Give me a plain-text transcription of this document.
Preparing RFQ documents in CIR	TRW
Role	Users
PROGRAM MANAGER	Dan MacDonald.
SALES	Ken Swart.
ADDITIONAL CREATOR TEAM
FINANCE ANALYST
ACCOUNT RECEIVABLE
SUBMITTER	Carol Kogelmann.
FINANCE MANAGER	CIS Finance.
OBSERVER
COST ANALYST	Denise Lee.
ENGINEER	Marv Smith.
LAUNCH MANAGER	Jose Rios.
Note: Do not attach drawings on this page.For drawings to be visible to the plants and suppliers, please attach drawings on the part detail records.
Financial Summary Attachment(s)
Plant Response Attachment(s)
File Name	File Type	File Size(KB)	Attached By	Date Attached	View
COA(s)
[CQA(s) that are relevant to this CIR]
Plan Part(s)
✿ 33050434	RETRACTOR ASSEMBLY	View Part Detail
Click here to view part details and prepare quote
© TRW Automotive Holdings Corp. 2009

******************************

> DIRECTIONS
Go through the listing and print each line exactly as it appears.

> SOLVED EXERCISE
Give me a plain-text transcription of this document.
Preparing RFQ documents in CIR	TRW
Role	Users
PROGRAM MANAGER	Dan MacDonald.
SALES	Ken Swart.
ADDITIONAL CREATOR TEAM
FINANCE ANALYST
ACCOUNT RECEIVABLE
SUBMITTER	Carol Kogelmann.
FINANCE MANAGER	CIS Finance.
OBSERVER
COST ANALYST	Denise Lee.
ENGINEER	Marv Smith.
LAUNCH MANAGER	Jose Rios.
Note: Do not attach drawings on this page.For drawings to be visible to the plants and suppliers, please attach drawings on the part detail records.
Financial Summary Attachment(s)
Plant Response Attachment(s)
File Name	File Type	File Size(KB)	Attached By	Date Attached	View
COA(s)
[CQA(s) that are relevant to this CIR]
Plan Part(s)
✿ 33050434	RETRACTOR ASSEMBLY	View Part Detail
Click here to view part details and prepare quote
© TRW Automotive Holdings Corp. 2009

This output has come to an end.